What is asked ▸
Look through the material and tally each line bearing the word "understand". Give only the total.
-- start Records for this exercise --
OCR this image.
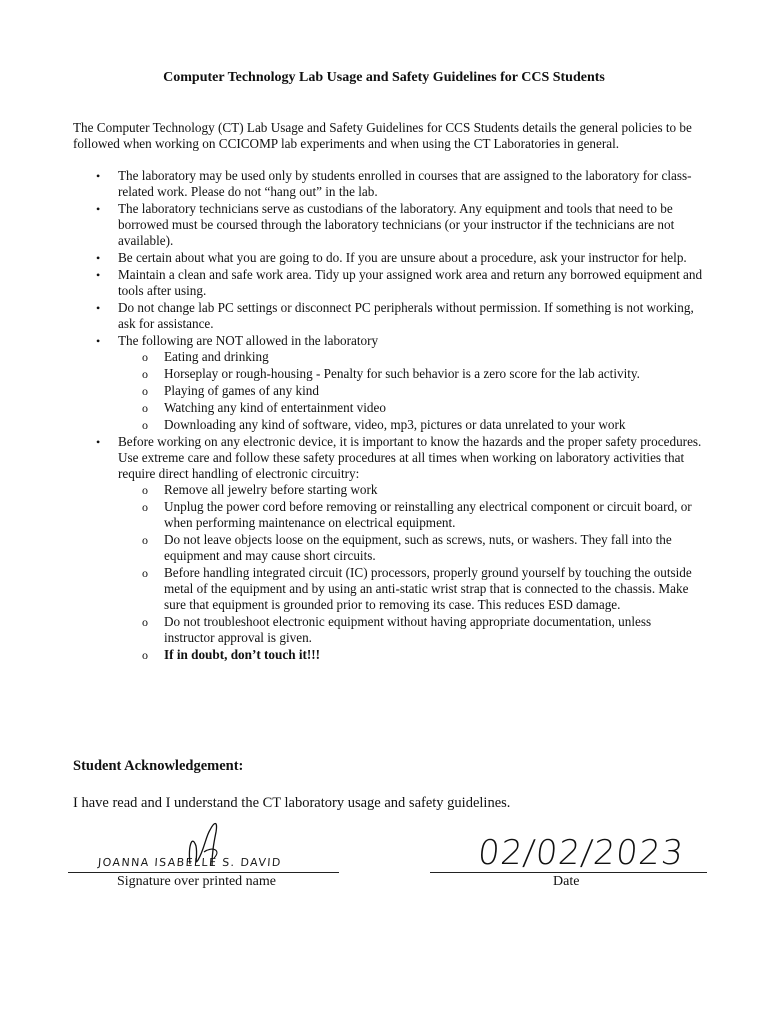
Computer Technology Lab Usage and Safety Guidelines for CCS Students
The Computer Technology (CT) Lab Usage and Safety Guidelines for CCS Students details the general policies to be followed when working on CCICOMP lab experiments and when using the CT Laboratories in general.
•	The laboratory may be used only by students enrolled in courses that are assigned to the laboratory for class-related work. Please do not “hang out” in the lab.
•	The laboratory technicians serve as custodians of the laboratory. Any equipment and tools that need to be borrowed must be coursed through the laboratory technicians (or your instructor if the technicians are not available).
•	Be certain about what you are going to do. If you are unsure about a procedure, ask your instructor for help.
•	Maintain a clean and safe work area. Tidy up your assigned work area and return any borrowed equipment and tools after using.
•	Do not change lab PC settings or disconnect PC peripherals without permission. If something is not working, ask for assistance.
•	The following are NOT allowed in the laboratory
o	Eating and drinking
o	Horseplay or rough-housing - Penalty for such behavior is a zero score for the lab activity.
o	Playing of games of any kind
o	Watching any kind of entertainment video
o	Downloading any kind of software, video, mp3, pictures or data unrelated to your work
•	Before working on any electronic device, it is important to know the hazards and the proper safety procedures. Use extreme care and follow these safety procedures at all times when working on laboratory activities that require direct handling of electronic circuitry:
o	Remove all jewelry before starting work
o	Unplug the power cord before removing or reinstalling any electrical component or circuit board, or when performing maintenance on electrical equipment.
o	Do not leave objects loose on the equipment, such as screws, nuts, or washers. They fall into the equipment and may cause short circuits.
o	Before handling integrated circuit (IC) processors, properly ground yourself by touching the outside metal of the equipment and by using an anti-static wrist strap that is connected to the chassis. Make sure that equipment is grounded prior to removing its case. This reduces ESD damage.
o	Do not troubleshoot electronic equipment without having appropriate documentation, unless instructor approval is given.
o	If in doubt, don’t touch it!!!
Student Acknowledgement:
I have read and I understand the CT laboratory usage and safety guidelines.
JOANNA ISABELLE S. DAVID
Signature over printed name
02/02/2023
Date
-- end Records for this exercise --
-- start Records for this exercise --
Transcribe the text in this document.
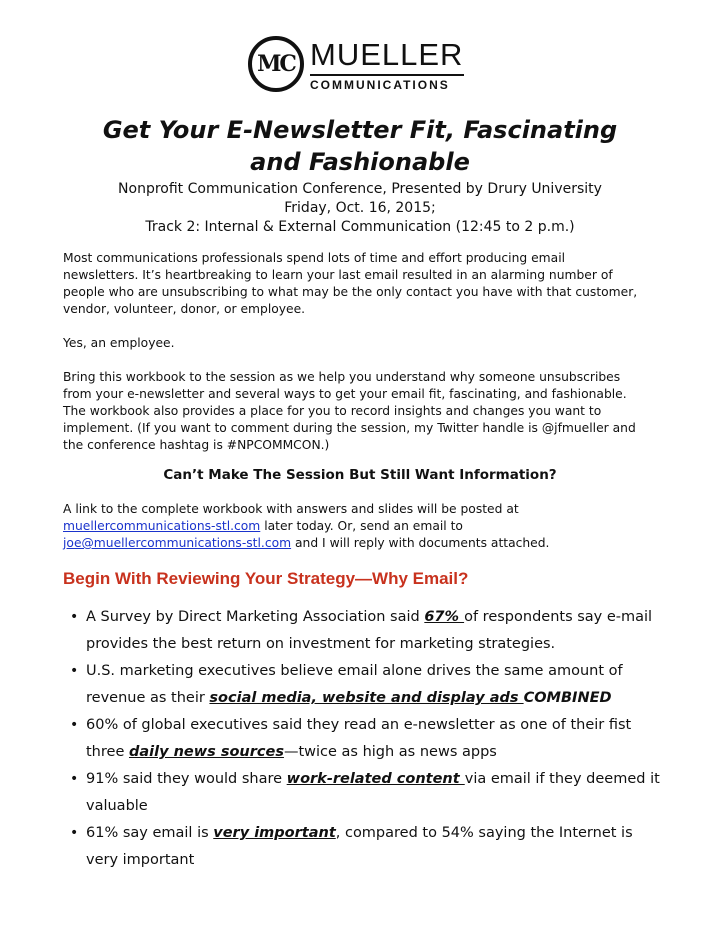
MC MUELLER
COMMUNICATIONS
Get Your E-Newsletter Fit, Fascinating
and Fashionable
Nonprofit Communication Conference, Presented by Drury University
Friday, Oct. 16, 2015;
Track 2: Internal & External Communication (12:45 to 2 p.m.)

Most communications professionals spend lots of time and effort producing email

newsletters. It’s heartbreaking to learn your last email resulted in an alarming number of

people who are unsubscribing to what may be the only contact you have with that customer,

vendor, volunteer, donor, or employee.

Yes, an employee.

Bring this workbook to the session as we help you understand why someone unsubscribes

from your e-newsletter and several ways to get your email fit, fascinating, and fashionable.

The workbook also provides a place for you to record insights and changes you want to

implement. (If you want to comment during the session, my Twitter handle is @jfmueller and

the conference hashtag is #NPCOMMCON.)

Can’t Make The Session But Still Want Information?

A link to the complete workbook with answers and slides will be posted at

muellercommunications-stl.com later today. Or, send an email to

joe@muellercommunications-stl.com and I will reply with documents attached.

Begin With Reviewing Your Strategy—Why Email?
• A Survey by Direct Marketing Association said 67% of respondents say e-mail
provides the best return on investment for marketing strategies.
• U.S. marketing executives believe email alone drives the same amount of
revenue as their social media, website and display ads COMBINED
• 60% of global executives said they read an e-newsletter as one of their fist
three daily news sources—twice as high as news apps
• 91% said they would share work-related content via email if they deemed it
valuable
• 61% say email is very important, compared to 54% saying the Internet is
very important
-- end Records for this exercise --
Answer to this problem ▸
2